▶ SUPPLIED RECORDS
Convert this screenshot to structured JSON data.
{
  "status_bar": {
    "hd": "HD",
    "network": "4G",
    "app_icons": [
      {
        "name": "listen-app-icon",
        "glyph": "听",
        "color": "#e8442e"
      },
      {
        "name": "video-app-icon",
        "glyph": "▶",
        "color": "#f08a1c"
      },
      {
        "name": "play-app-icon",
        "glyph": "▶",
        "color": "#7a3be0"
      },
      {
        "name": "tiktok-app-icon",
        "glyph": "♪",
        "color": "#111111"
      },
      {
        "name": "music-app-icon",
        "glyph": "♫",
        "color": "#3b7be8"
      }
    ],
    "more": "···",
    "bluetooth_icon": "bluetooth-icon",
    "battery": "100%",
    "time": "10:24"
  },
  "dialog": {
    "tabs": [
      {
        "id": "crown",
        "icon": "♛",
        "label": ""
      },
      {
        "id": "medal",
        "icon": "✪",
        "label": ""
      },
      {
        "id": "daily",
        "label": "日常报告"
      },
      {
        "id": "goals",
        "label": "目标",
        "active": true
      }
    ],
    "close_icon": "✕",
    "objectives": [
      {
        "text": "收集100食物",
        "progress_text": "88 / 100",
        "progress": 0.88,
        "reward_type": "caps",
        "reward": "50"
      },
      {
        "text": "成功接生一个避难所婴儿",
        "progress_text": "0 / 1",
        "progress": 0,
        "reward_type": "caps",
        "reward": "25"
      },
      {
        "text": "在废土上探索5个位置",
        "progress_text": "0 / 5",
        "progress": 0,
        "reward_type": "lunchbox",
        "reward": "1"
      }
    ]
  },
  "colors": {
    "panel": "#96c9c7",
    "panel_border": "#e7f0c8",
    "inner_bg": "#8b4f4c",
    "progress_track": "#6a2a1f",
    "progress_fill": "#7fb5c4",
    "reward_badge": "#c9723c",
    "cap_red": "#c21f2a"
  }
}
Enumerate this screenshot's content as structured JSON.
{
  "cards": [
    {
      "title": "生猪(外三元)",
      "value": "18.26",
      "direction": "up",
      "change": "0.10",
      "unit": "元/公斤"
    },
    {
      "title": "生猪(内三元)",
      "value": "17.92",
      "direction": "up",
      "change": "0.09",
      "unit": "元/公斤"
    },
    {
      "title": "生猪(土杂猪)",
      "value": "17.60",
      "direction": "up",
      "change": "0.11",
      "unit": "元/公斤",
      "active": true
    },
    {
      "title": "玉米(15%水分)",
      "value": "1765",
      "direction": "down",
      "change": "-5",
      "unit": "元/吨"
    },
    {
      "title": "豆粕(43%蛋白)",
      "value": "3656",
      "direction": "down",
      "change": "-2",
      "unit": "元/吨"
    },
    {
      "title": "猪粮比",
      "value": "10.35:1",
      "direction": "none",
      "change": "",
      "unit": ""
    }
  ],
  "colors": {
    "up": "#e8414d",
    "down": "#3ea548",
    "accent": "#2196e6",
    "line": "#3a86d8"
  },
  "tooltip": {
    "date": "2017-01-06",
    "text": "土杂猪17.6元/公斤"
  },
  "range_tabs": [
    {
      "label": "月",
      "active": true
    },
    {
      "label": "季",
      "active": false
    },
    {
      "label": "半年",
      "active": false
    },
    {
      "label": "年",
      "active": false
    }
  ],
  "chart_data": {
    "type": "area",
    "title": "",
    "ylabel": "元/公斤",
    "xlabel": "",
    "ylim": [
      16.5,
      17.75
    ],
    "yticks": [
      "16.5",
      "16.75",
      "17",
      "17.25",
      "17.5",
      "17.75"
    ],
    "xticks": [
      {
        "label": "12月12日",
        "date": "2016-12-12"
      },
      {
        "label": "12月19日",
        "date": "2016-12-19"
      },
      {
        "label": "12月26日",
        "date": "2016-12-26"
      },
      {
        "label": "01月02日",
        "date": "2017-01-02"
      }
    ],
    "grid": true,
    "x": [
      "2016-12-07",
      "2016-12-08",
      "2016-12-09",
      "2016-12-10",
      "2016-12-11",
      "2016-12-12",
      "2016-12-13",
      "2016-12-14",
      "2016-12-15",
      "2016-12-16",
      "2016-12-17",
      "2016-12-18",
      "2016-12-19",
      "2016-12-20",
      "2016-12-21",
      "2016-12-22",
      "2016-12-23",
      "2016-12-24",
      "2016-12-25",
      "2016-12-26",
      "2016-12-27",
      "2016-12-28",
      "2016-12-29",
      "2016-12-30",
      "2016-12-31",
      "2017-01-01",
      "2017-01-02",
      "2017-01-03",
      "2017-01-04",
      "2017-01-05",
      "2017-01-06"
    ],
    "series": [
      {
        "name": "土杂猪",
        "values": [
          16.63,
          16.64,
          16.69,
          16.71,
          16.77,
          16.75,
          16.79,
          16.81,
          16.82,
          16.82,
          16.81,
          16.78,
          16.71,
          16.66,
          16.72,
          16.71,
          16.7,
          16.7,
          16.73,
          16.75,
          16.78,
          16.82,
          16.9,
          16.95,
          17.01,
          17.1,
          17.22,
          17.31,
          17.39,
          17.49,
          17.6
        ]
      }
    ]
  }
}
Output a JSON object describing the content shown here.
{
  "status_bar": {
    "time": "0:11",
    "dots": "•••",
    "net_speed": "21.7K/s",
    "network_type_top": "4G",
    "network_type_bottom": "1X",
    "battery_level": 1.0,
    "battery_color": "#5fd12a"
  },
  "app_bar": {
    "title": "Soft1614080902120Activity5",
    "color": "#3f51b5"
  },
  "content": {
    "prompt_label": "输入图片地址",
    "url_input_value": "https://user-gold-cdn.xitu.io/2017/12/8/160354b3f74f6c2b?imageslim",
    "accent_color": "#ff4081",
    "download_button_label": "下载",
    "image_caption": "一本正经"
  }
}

▶ SHORT TASK
From the data above, extract every line in its exact form.

▶ SOLUTION FOR THIS PROBLEM
Convert this screenshot to structured JSON data.
{
  "status_bar": {
    "hd": "HD",
    "network": "4G",
    "app_icons": [
      {
        "name": "listen-app-icon",
        "glyph": "听",
        "color": "#e8442e"
      },
      {
        "name": "video-app-icon",
        "glyph": "▶",
        "color": "#f08a1c"
      },
      {
        "name": "play-app-icon",
        "glyph": "▶",
        "color": "#7a3be0"
      },
      {
        "name": "tiktok-app-icon",
        "glyph": "♪",
        "color": "#111111"
      },
      {
        "name": "music-app-icon",
        "glyph": "♫",
        "color": "#3b7be8"
      }
    ],
    "more": "···",
    "bluetooth_icon": "bluetooth-icon",
    "battery": "100%",
    "time": "10:24"
  },
  "dialog": {
    "tabs": [
      {
        "id": "crown",
        "icon": "♛",
        "label": ""
      },
      {
        "id": "medal",
        "icon": "✪",
        "label": ""
      },
      {
        "id": "daily",
        "label": "日常报告"
      },
      {
        "id": "goals",
        "label": "目标",
        "active": true
      }
    ],
    "close_icon": "✕",
    "objectives": [
      {
        "text": "收集100食物",
        "progress_text": "88 / 100",
        "progress": 0.88,
        "reward_type": "caps",
        "reward": "50"
      },
      {
        "text": "成功接生一个避难所婴儿",
        "progress_text": "0 / 1",
        "progress": 0,
        "reward_type": "caps",
        "reward": "25"
      },
      {
        "text": "在废土上探索5个位置",
        "progress_text": "0 / 5",
        "progress": 0,
        "reward_type": "lunchbox",
        "reward": "1"
      }
    ]
  },
  "colors": {
    "panel": "#96c9c7",
    "panel_border": "#e7f0c8",
    "inner_bg": "#8b4f4c",
    "progress_track": "#6a2a1f",
    "progress_fill": "#7fb5c4",
    "reward_badge": "#c9723c",
    "cap_red": "#c21f2a"
  }
}
Enumerate this screenshot's content as structured JSON.
{
  "cards": [
    {
      "title": "生猪(外三元)",
      "value": "18.26",
      "direction": "up",
      "change": "0.10",
      "unit": "元/公斤"
    },
    {
      "title": "生猪(内三元)",
      "value": "17.92",
      "direction": "up",
      "change": "0.09",
      "unit": "元/公斤"
    },
    {
      "title": "生猪(土杂猪)",
      "value": "17.60",
      "direction": "up",
      "change": "0.11",
      "unit": "元/公斤",
      "active": true
    },
    {
      "title": "玉米(15%水分)",
      "value": "1765",
      "direction": "down",
      "change": "-5",
      "unit": "元/吨"
    },
    {
      "title": "豆粕(43%蛋白)",
      "value": "3656",
      "direction": "down",
      "change": "-2",
      "unit": "元/吨"
    },
    {
      "title": "猪粮比",
      "value": "10.35:1",
      "direction": "none",
      "change": "",
      "unit": ""
    }
  ],
  "colors": {
    "up": "#e8414d",
    "down": "#3ea548",
    "accent": "#2196e6",
    "line": "#3a86d8"
  },
  "tooltip": {
    "date": "2017-01-06",
    "text": "土杂猪17.6元/公斤"
  },
  "range_tabs": [
    {
      "label": "月",
      "active": true
    },
    {
      "label": "季",
      "active": false
    },
    {
      "label": "半年",
      "active": false
    },
    {
      "label": "年",
      "active": false
    }
  ],
  "chart_data": {
    "type": "area",
    "title": "",
    "ylabel": "元/公斤",
    "xlabel": "",
    "ylim": [
      16.5,
      17.75
    ],
    "yticks": [
      "16.5",
      "16.75",
      "17",
      "17.25",
      "17.5",
      "17.75"
    ],
    "xticks": [
      {
        "label": "12月12日",
        "date": "2016-12-12"
      },
      {
        "label": "12月19日",
        "date": "2016-12-19"
      },
      {
        "label": "12月26日",
        "date": "2016-12-26"
      },
      {
        "label": "01月02日",
        "date": "2017-01-02"
      }
    ],
    "grid": true,
    "x": [
      "2016-12-07",
      "2016-12-08",
      "2016-12-09",
      "2016-12-10",
      "2016-12-11",
      "2016-12-12",
      "2016-12-13",
      "2016-12-14",
      "2016-12-15",
      "2016-12-16",
      "2016-12-17",
      "2016-12-18",
      "2016-12-19",
      "2016-12-20",
      "2016-12-21",
      "2016-12-22",
      "2016-12-23",
      "2016-12-24",
      "2016-12-25",
      "2016-12-26",
      "2016-12-27",
      "2016-12-28",
      "2016-12-29",
      "2016-12-30",
      "2016-12-31",
      "2017-01-01",
      "2017-01-02",
      "2017-01-03",
      "2017-01-04",
      "2017-01-05",
      "2017-01-06"
    ],
    "series": [
      {
        "name": "土杂猪",
        "values": [
          16.63,
          16.64,
          16.69,
          16.71,
          16.77,
          16.75,
          16.79,
          16.81,
          16.82,
          16.82,
          16.81,
          16.78,
          16.71,
          16.66,
          16.72,
          16.71,
          16.7,
          16.7,
          16.73,
          16.75,
          16.78,
          16.82,
          16.9,
          16.95,
          17.01,
          17.1,
          17.22,
          17.31,
          17.39,
          17.49,
          17.6
        ]
      }
    ]
  }
}
Output a JSON object describing the content shown here.
{
  "status_bar": {
    "time": "0:11",
    "dots": "•••",
    "net_speed": "21.7K/s",
    "network_type_top": "4G",
    "network_type_bottom": "1X",
    "battery_level": 1.0,
    "battery_color": "#5fd12a"
  },
  "app_bar": {
    "title": "Soft1614080902120Activity5",
    "color": "#3f51b5"
  },
  "content": {
    "prompt_label": "输入图片地址",
    "url_input_value": "https://user-gold-cdn.xitu.io/2017/12/8/160354b3f74f6c2b?imageslim",
    "accent_color": "#ff4081",
    "download_button_label": "下载",
    "image_caption": "一本正经"
  }
}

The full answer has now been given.